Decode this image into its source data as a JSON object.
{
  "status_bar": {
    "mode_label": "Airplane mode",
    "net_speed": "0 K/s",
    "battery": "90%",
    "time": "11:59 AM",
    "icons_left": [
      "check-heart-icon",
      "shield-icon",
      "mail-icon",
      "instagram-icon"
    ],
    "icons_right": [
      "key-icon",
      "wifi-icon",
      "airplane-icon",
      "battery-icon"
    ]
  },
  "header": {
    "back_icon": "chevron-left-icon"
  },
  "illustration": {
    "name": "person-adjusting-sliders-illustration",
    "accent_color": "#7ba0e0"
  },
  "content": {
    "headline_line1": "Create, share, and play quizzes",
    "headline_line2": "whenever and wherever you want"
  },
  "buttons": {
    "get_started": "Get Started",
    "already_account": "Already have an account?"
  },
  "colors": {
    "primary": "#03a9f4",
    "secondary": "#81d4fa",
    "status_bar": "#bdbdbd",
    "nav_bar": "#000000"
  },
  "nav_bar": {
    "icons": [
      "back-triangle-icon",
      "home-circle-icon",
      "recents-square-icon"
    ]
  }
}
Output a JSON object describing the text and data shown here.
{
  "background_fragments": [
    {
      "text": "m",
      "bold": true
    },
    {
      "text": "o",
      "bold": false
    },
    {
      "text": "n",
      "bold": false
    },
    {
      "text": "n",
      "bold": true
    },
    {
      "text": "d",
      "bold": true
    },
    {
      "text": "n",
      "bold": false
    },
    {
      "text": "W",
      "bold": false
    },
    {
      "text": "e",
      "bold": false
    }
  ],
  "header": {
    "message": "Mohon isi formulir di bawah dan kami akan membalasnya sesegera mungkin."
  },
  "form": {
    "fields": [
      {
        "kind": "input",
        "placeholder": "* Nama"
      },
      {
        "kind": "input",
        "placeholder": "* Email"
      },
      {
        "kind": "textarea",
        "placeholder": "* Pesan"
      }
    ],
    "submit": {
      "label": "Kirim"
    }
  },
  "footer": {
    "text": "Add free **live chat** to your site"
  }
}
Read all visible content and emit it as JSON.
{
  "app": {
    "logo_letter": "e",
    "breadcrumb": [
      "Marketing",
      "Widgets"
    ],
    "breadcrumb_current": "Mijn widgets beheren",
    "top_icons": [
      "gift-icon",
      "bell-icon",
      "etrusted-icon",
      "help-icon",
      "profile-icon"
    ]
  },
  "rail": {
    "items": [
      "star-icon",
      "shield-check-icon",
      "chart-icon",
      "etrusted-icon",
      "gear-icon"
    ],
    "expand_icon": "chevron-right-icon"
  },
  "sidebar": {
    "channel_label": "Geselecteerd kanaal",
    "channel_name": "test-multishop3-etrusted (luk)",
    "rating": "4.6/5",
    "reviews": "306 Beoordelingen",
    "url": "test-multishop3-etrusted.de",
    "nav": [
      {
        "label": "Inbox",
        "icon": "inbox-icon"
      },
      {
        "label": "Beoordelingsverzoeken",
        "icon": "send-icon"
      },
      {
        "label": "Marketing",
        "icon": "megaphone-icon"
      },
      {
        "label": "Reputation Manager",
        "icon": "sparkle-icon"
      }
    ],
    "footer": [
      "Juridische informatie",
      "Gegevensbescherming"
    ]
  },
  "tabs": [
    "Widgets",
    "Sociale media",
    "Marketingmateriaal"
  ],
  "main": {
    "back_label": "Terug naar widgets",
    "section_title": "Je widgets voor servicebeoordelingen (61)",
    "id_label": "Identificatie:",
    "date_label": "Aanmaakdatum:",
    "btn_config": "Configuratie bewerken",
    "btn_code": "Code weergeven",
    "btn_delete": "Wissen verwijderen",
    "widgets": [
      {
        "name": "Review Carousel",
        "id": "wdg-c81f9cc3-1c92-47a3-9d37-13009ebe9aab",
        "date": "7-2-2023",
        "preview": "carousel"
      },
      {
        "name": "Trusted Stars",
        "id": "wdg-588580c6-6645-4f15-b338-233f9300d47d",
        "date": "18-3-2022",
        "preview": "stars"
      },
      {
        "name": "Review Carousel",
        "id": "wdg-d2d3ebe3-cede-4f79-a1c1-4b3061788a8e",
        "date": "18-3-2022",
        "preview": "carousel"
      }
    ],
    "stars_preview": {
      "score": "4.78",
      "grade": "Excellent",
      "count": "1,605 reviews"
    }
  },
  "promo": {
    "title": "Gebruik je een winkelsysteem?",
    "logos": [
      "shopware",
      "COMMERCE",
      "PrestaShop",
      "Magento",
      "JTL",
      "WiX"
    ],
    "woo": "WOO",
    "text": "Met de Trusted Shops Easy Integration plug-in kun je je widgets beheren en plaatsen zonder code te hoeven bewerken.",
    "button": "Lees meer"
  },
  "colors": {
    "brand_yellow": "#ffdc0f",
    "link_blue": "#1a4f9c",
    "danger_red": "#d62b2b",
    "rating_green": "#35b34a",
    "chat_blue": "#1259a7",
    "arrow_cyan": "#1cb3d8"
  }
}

☆ ☆ ☆ ☆ ☆ ☆ ☆

● **Stated problem**: Retype the entries exactly, including every line.

● **Result**:
Decode this image into its source data as a JSON object.
{
  "status_bar": {
    "mode_label": "Airplane mode",
    "net_speed": "0 K/s",
    "battery": "90%",
    "time": "11:59 AM",
    "icons_left": [
      "check-heart-icon",
      "shield-icon",
      "mail-icon",
      "instagram-icon"
    ],
    "icons_right": [
      "key-icon",
      "wifi-icon",
      "airplane-icon",
      "battery-icon"
    ]
  },
  "header": {
    "back_icon": "chevron-left-icon"
  },
  "illustration": {
    "name": "person-adjusting-sliders-illustration",
    "accent_color": "#7ba0e0"
  },
  "content": {
    "headline_line1": "Create, share, and play quizzes",
    "headline_line2": "whenever and wherever you want"
  },
  "buttons": {
    "get_started": "Get Started",
    "already_account": "Already have an account?"
  },
  "colors": {
    "primary": "#03a9f4",
    "secondary": "#81d4fa",
    "status_bar": "#bdbdbd",
    "nav_bar": "#000000"
  },
  "nav_bar": {
    "icons": [
      "back-triangle-icon",
      "home-circle-icon",
      "recents-square-icon"
    ]
  }
}
Output a JSON object describing the text and data shown here.
{
  "background_fragments": [
    {
      "text": "m",
      "bold": true
    },
    {
      "text": "o",
      "bold": false
    },
    {
      "text": "n",
      "bold": false
    },
    {
      "text": "n",
      "bold": true
    },
    {
      "text": "d",
      "bold": true
    },
    {
      "text": "n",
      "bold": false
    },
    {
      "text": "W",
      "bold": false
    },
    {
      "text": "e",
      "bold": false
    }
  ],
  "header": {
    "message": "Mohon isi formulir di bawah dan kami akan membalasnya sesegera mungkin."
  },
  "form": {
    "fields": [
      {
        "kind": "input",
        "placeholder": "* Nama"
      },
      {
        "kind": "input",
        "placeholder": "* Email"
      },
      {
        "kind": "textarea",
        "placeholder": "* Pesan"
      }
    ],
    "submit": {
      "label": "Kirim"
    }
  },
  "footer": {
    "text": "Add free **live chat** to your site"
  }
}
Read all visible content and emit it as JSON.
{
  "app": {
    "logo_letter": "e",
    "breadcrumb": [
      "Marketing",
      "Widgets"
    ],
    "breadcrumb_current": "Mijn widgets beheren",
    "top_icons": [
      "gift-icon",
      "bell-icon",
      "etrusted-icon",
      "help-icon",
      "profile-icon"
    ]
  },
  "rail": {
    "items": [
      "star-icon",
      "shield-check-icon",
      "chart-icon",
      "etrusted-icon",
      "gear-icon"
    ],
    "expand_icon": "chevron-right-icon"
  },
  "sidebar": {
    "channel_label": "Geselecteerd kanaal",
    "channel_name": "test-multishop3-etrusted (luk)",
    "rating": "4.6/5",
    "reviews": "306 Beoordelingen",
    "url": "test-multishop3-etrusted.de",
    "nav": [
      {
        "label": "Inbox",
        "icon": "inbox-icon"
      },
      {
        "label": "Beoordelingsverzoeken",
        "icon": "send-icon"
      },
      {
        "label": "Marketing",
        "icon": "megaphone-icon"
      },
      {
        "label": "Reputation Manager",
        "icon": "sparkle-icon"
      }
    ],
    "footer": [
      "Juridische informatie",
      "Gegevensbescherming"
    ]
  },
  "tabs": [
    "Widgets",
    "Sociale media",
    "Marketingmateriaal"
  ],
  "main": {
    "back_label": "Terug naar widgets",
    "section_title": "Je widgets voor servicebeoordelingen (61)",
    "id_label": "Identificatie:",
    "date_label": "Aanmaakdatum:",
    "btn_config": "Configuratie bewerken",
    "btn_code": "Code weergeven",
    "btn_delete": "Wissen verwijderen",
    "widgets": [
      {
        "name": "Review Carousel",
        "id": "wdg-c81f9cc3-1c92-47a3-9d37-13009ebe9aab",
        "date": "7-2-2023",
        "preview": "carousel"
      },
      {
        "name": "Trusted Stars",
        "id": "wdg-588580c6-6645-4f15-b338-233f9300d47d",
        "date": "18-3-2022",
        "preview": "stars"
      },
      {
        "name": "Review Carousel",
        "id": "wdg-d2d3ebe3-cede-4f79-a1c1-4b3061788a8e",
        "date": "18-3-2022",
        "preview": "carousel"
      }
    ],
    "stars_preview": {
      "score": "4.78",
      "grade": "Excellent",
      "count": "1,605 reviews"
    }
  },
  "promo": {
    "title": "Gebruik je een winkelsysteem?",
    "logos": [
      "shopware",
      "COMMERCE",
      "PrestaShop",
      "Magento",
      "JTL",
      "WiX"
    ],
    "woo": "WOO",
    "text": "Met de Trusted Shops Easy Integration plug-in kun je je widgets beheren en plaatsen zonder code te hoeven bewerken.",
    "button": "Lees meer"
  },
  "colors": {
    "brand_yellow": "#ffdc0f",
    "link_blue": "#1a4f9c",
    "danger_red": "#d62b2b",
    "rating_green": "#35b34a",
    "chat_blue": "#1259a7",
    "arrow_cyan": "#1cb3d8"
  }
}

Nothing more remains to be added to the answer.